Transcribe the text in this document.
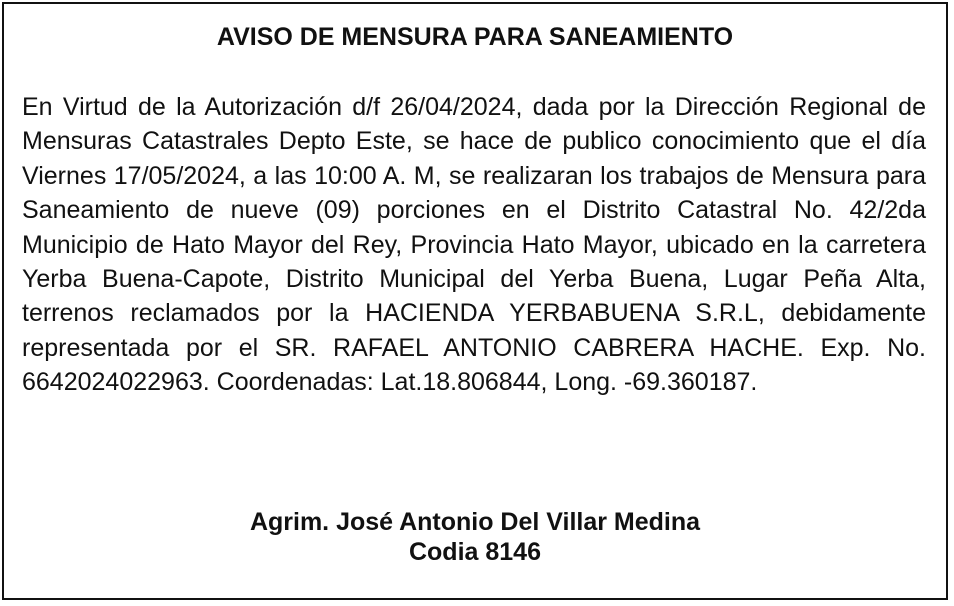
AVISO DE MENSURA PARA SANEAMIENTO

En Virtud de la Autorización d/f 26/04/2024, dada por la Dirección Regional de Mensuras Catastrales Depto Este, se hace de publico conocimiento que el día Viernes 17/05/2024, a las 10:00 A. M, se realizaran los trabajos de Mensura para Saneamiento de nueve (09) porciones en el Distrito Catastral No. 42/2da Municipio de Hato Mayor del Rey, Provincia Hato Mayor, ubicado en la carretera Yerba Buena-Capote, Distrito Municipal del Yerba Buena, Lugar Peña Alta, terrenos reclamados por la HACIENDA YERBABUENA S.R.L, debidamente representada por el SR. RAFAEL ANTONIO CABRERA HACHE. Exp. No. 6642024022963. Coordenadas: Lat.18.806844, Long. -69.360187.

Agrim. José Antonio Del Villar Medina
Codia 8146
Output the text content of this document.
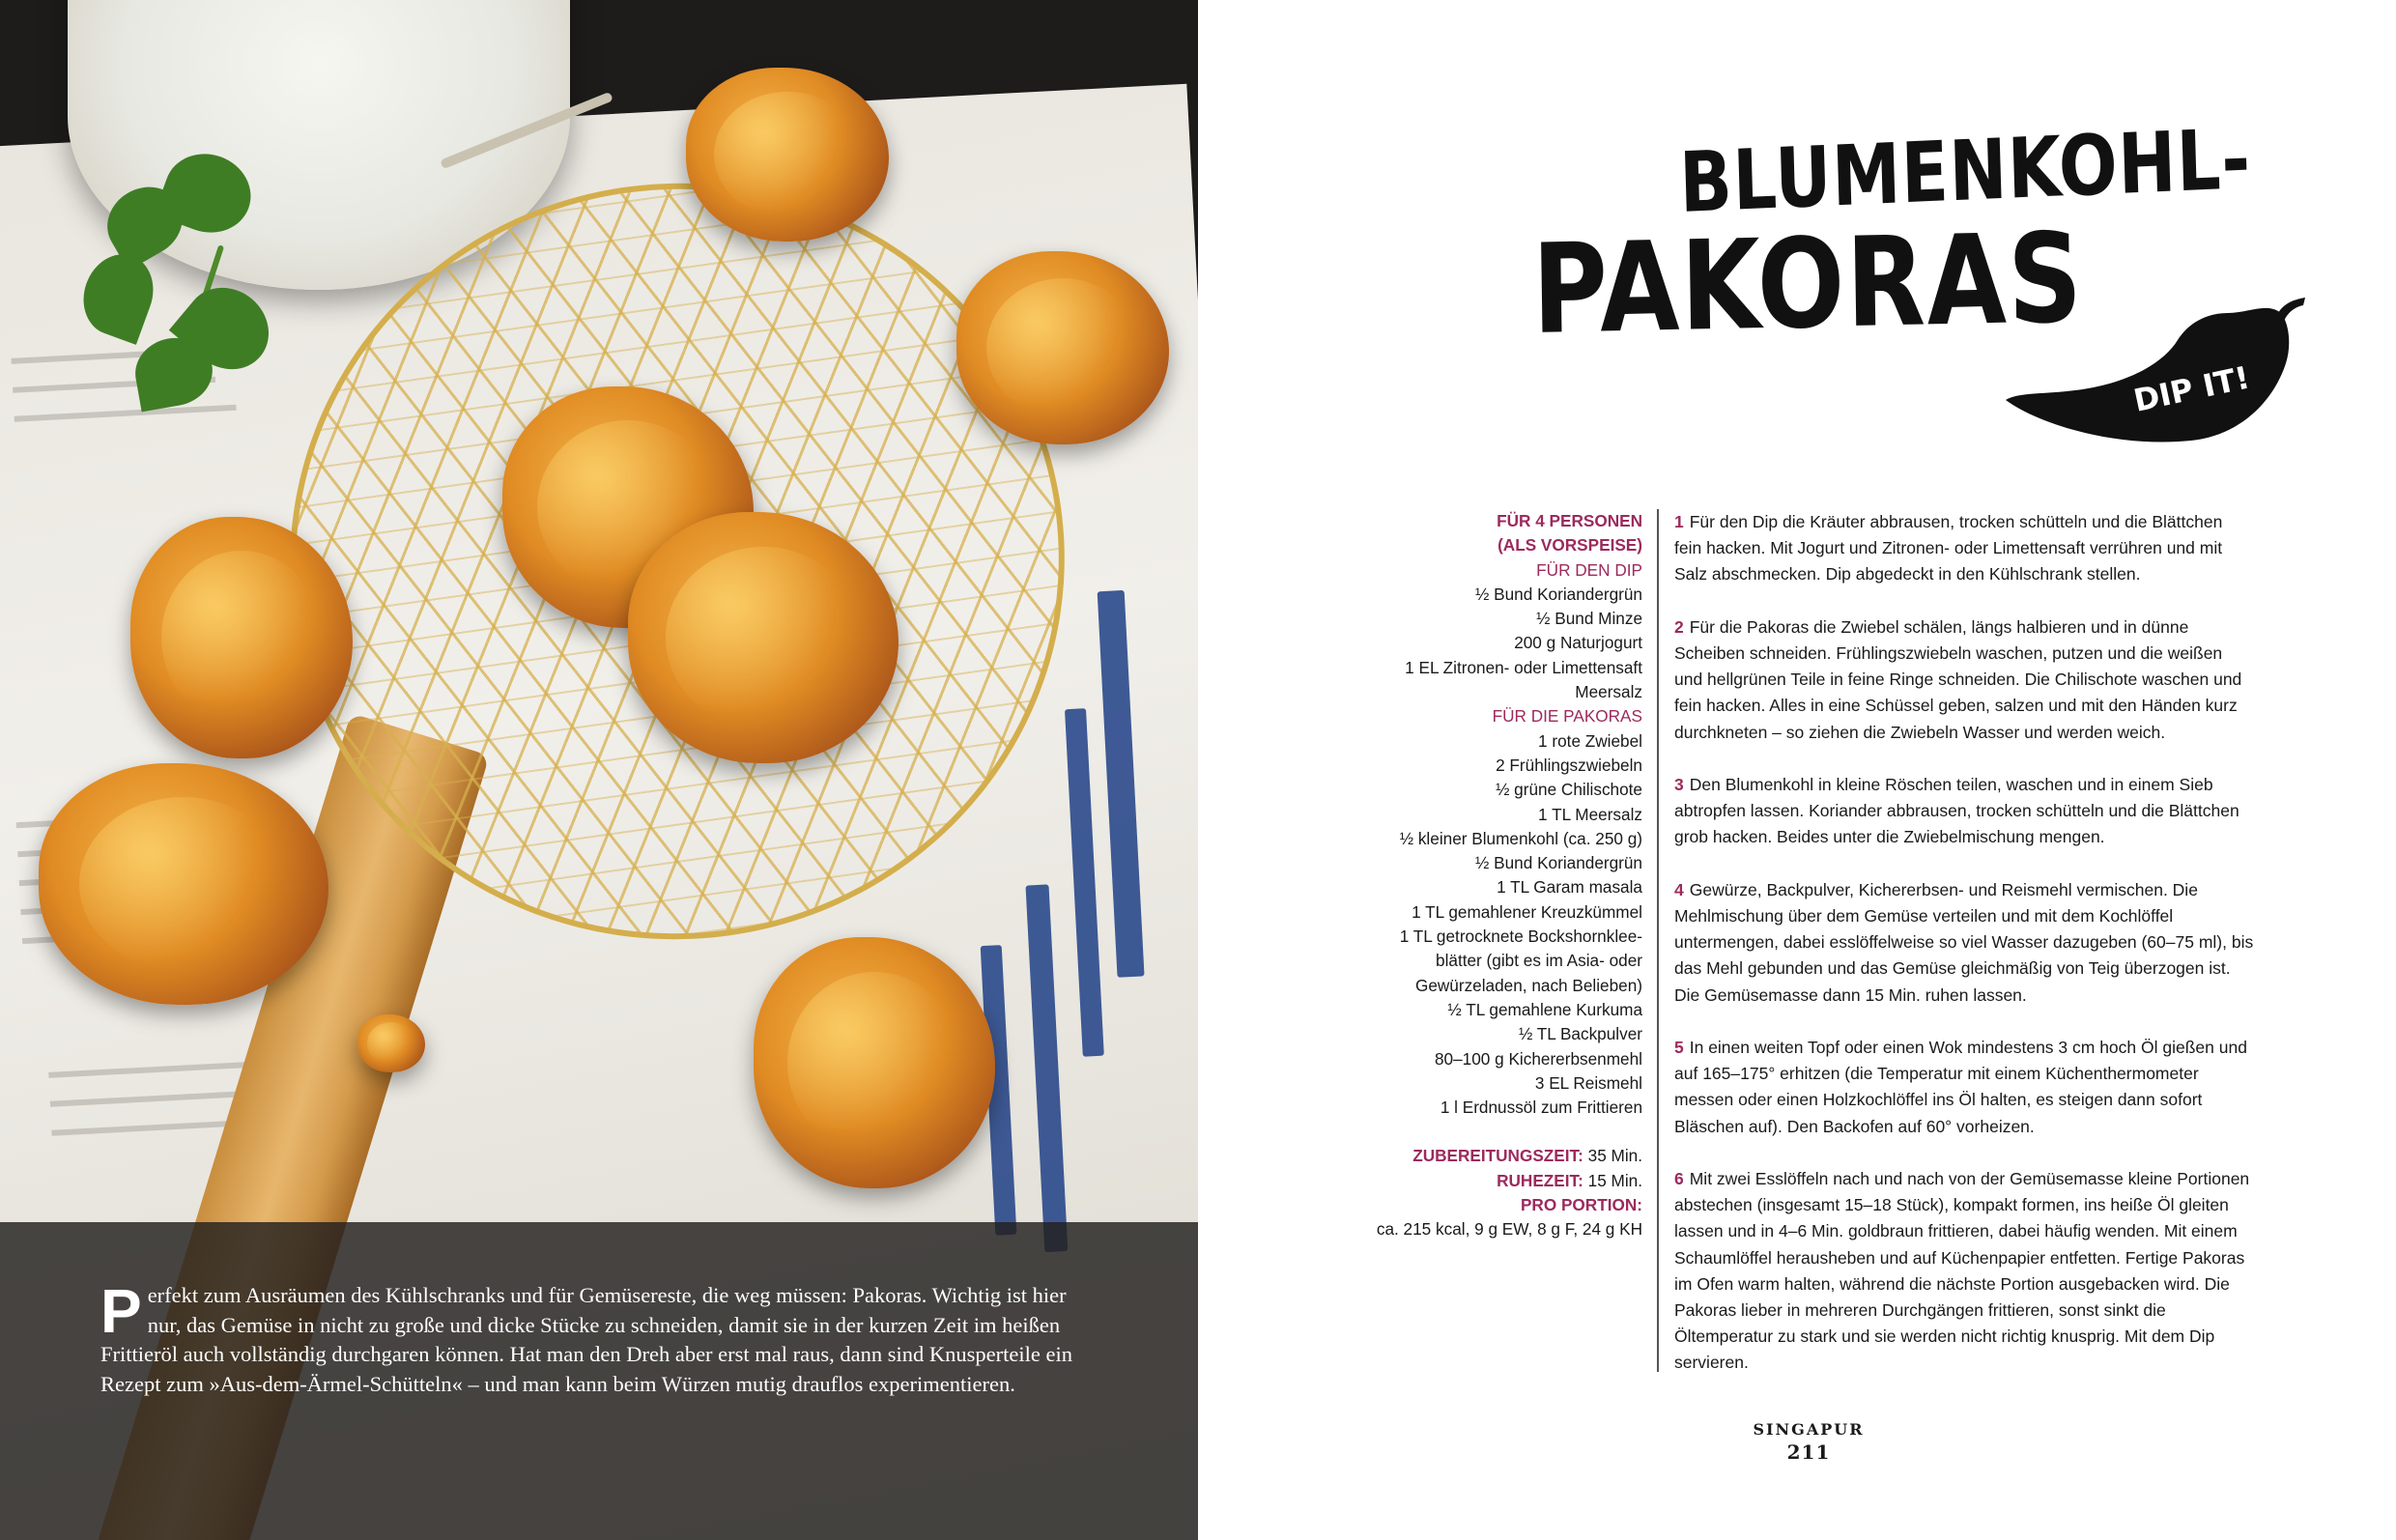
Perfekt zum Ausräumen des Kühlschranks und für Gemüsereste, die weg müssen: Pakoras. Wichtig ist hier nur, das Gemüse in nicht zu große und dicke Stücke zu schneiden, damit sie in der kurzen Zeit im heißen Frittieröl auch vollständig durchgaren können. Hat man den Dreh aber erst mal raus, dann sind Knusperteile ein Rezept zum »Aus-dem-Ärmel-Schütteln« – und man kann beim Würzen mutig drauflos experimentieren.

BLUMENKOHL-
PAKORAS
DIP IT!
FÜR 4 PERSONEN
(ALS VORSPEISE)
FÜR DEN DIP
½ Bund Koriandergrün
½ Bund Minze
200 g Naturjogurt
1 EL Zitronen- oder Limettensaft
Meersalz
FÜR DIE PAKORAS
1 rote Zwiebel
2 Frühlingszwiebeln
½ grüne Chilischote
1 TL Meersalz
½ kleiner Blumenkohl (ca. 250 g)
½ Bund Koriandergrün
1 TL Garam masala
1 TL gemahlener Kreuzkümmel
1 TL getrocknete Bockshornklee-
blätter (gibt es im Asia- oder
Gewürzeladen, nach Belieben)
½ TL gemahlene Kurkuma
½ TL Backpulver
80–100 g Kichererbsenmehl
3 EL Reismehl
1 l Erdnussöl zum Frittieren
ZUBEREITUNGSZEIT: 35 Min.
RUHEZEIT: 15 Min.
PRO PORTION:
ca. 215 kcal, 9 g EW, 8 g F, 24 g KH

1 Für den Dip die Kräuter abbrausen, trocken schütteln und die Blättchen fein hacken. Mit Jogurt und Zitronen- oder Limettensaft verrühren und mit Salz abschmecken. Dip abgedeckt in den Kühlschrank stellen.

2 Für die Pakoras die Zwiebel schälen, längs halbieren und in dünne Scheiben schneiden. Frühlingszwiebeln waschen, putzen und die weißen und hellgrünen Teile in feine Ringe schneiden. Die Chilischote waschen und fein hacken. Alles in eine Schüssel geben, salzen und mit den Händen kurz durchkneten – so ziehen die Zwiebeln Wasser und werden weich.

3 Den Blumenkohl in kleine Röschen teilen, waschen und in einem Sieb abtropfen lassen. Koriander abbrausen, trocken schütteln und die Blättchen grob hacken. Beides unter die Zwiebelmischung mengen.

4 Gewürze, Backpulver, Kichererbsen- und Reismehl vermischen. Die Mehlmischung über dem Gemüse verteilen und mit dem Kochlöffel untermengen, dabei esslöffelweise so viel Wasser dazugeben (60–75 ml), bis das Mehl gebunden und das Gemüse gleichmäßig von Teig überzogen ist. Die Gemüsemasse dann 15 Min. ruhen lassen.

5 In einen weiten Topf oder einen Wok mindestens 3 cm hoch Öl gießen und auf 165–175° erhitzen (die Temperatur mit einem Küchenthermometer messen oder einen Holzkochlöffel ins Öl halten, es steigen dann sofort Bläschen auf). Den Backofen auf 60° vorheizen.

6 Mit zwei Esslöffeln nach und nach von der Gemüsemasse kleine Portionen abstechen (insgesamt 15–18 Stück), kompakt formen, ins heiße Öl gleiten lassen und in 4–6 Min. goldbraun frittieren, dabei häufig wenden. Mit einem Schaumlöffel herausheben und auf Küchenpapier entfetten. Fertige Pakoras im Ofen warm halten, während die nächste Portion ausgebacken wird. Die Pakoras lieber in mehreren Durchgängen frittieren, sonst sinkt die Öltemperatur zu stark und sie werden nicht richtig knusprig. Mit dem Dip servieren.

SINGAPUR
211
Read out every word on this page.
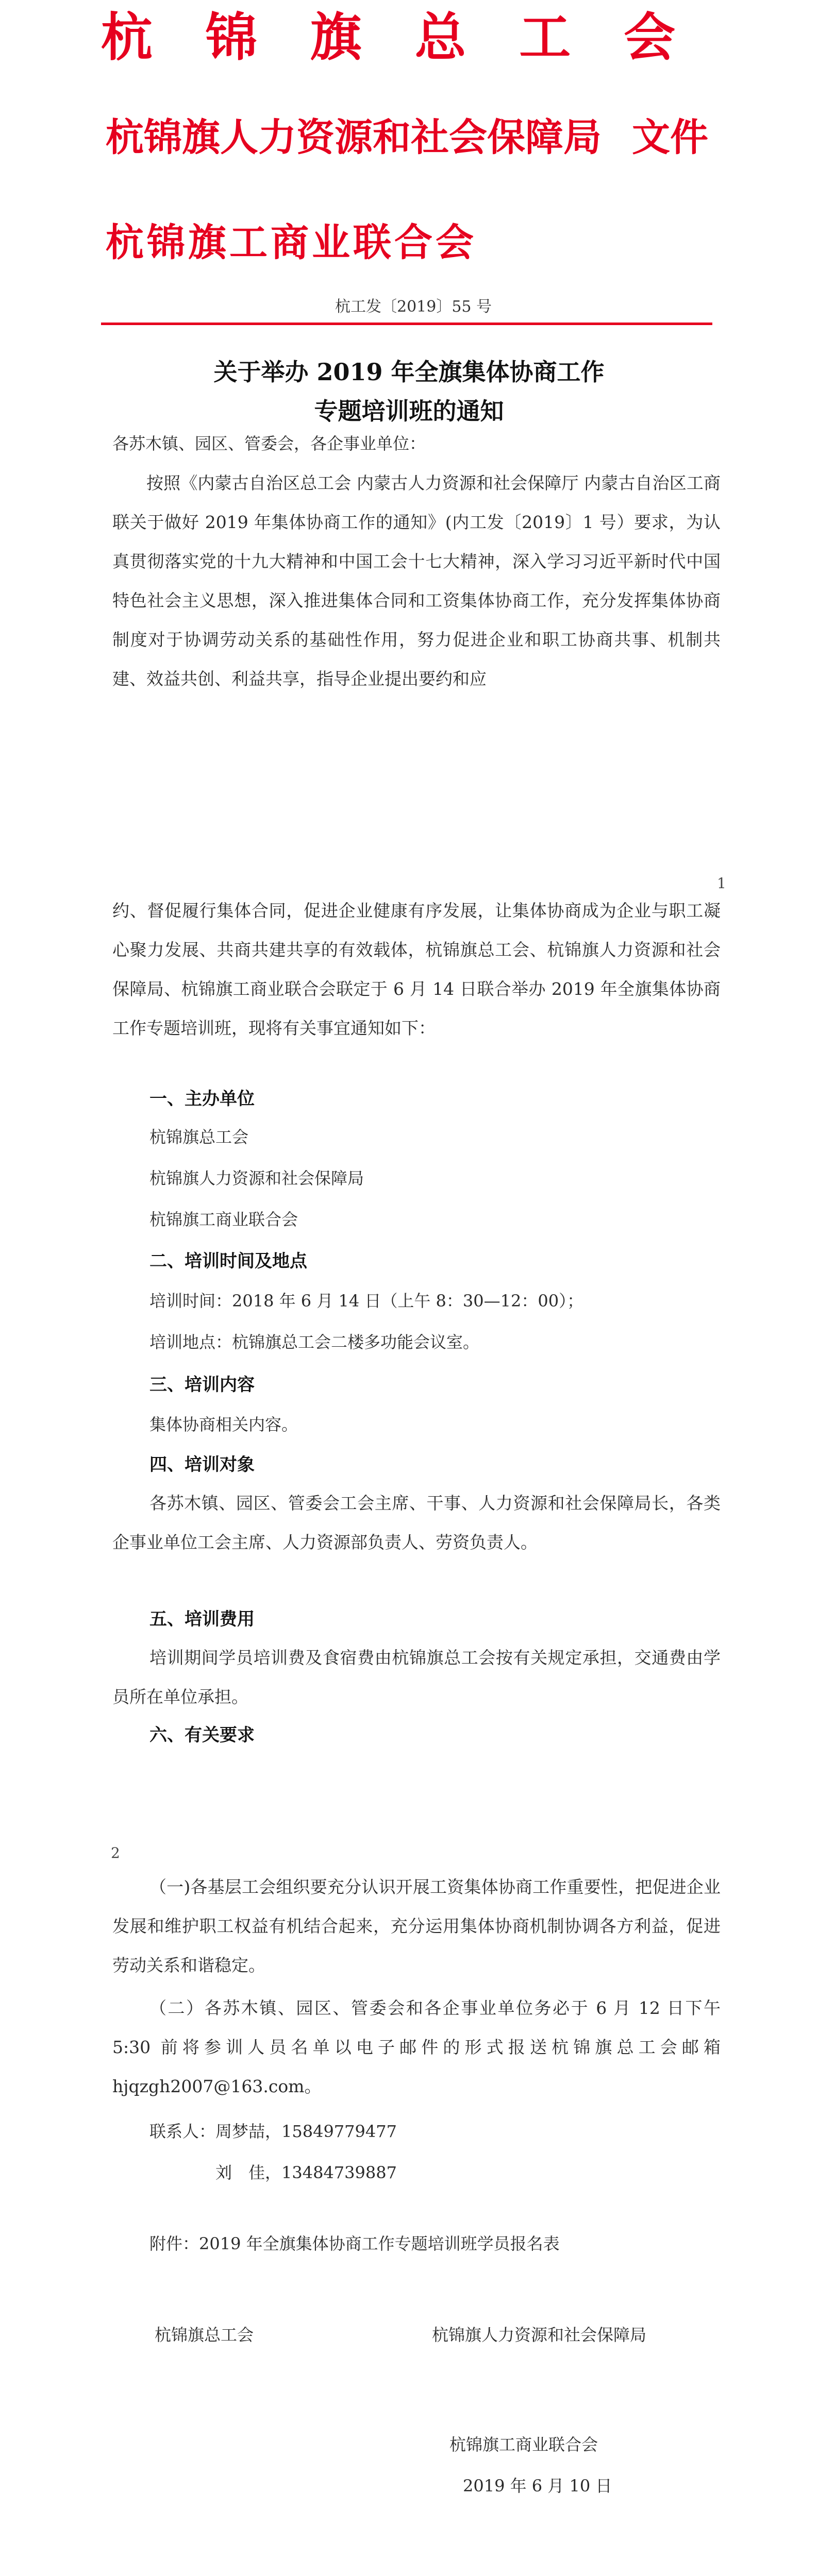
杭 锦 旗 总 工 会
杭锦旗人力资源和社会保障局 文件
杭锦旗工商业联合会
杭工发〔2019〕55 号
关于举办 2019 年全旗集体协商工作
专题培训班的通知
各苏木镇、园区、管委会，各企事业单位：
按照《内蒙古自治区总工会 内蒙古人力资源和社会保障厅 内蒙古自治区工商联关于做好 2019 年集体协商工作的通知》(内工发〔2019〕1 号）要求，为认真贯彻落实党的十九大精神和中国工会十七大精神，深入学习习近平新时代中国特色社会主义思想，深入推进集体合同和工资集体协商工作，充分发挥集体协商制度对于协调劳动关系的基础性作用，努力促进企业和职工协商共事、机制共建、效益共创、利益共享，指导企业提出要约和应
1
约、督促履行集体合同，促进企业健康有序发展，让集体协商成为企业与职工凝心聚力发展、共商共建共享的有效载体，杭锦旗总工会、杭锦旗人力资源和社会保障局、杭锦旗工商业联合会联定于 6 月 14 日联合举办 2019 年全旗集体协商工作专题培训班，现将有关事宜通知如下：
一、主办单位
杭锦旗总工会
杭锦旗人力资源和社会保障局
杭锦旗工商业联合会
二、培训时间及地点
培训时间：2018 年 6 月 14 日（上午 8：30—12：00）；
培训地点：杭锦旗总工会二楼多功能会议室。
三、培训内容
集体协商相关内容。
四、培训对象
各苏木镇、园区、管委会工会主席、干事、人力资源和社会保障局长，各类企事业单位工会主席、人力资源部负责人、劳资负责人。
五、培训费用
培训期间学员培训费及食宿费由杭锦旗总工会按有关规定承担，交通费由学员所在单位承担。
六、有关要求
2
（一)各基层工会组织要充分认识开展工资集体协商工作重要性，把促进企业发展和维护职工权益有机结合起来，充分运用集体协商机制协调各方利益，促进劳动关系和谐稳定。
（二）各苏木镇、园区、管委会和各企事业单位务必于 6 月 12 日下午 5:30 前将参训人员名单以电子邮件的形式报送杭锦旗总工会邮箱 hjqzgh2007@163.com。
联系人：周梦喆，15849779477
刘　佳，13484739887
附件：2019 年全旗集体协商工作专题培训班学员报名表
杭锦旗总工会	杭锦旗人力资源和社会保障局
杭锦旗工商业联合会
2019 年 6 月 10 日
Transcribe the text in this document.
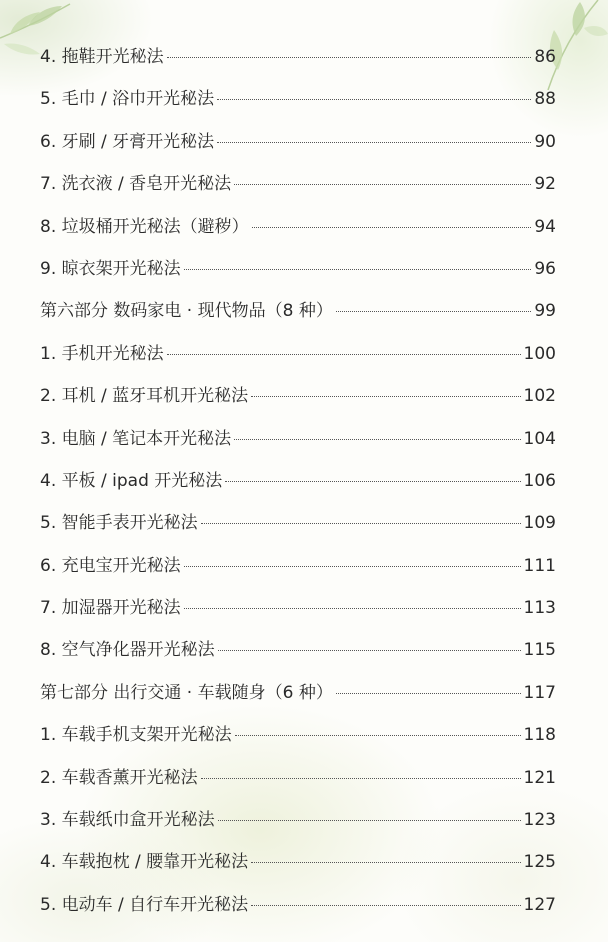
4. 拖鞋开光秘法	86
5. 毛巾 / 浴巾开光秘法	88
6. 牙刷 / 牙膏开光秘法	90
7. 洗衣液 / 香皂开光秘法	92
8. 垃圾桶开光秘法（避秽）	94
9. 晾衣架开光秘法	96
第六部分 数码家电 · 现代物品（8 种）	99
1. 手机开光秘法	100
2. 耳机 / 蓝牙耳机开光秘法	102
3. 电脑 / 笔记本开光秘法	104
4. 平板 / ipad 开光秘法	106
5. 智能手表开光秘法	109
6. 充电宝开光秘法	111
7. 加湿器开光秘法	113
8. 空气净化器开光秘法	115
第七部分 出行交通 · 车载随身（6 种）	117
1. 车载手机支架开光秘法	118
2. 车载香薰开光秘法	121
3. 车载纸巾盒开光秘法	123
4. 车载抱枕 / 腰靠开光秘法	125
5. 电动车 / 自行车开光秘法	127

▶ Instructions to follow
Copy every line in the listing above where the string "dann" turns up.

▶ Solved problem
Perfekt zum Ausräumen des Kühlschranks und für Gemüsereste, die weg müssen: Pakoras. Wichtig ist hier nur, das Gemüse in nicht zu große und dicke Stücke zu schneiden, damit sie in der kurzen Zeit im heißen Frittieröl auch vollständig durchgaren können. Hat man den Dreh aber erst mal raus, dann sind Knusperteile ein Rezept zum »Aus-dem-Ärmel-Schütteln« – und man kann beim Würzen mutig drauflos experimentieren.
4 Gewürze, Backpulver, Kichererbsen- und Reismehl vermischen. Die Mehlmischung über dem Gemüse verteilen und mit dem Kochlöffel untermengen, dabei esslöffelweise so viel Wasser dazugeben (60–75 ml), bis das Mehl gebunden und das Gemüse gleichmäßig von Teig überzogen ist. Die Gemüsemasse dann 15 Min. ruhen lassen.
5 In einen weiten Topf oder einen Wok mindestens 3 cm hoch Öl gießen und auf 165–175° erhitzen (die Temperatur mit einem Küchenthermometer messen oder einen Holzkochlöffel ins Öl halten, es steigen dann sofort Bläschen auf). Den Backofen auf 60° vorheizen.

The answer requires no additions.